**YOUR GOAL**
Set down the records once more, please, exactly and with the pictures left out.

**RECORDS**
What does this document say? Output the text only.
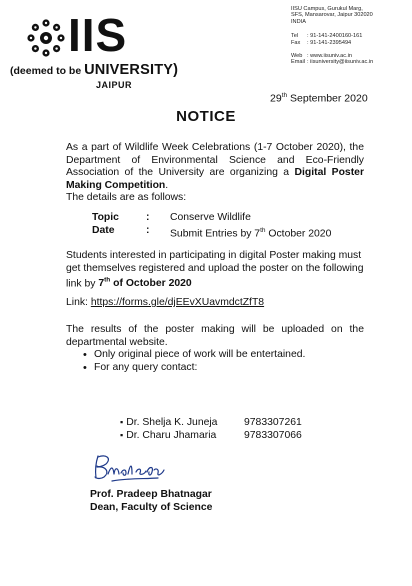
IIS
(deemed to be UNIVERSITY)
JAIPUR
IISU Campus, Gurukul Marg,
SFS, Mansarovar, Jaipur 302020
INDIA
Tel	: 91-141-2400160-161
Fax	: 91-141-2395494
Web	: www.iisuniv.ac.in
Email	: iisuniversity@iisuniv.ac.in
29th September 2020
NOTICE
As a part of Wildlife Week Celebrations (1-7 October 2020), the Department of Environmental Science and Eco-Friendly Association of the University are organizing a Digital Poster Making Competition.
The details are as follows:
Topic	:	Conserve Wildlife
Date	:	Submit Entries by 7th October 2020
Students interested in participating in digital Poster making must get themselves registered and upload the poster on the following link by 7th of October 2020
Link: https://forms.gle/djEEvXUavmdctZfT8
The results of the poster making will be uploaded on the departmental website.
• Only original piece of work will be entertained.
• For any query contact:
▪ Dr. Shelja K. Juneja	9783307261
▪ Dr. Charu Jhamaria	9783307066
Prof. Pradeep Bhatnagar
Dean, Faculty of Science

**SOLVED PROBLEM**
What does this document say? Output the text only.
IIS
(deemed to be UNIVERSITY)
JAIPUR
IISU Campus, Gurukul Marg,
SFS, Mansarovar, Jaipur 302020
INDIA
Tel	: 91-141-2400160-161
Fax	: 91-141-2395494
Web	: www.iisuniv.ac.in
Email	: iisuniversity@iisuniv.ac.in
29th September 2020
NOTICE
As a part of Wildlife Week Celebrations (1-7 October 2020), the Department of Environmental Science and Eco-Friendly Association of the University are organizing a Digital Poster Making Competition.
The details are as follows:
Topic	:	Conserve Wildlife
Date	:	Submit Entries by 7th October 2020
Students interested in participating in digital Poster making must get themselves registered and upload the poster on the following link by 7th of October 2020
Link: https://forms.gle/djEEvXUavmdctZfT8
The results of the poster making will be uploaded on the departmental website.
• Only original piece of work will be entertained.
• For any query contact:
▪ Dr. Shelja K. Juneja	9783307261
▪ Dr. Charu Jhamaria	9783307066
Prof. Pradeep Bhatnagar
Dean, Faculty of Science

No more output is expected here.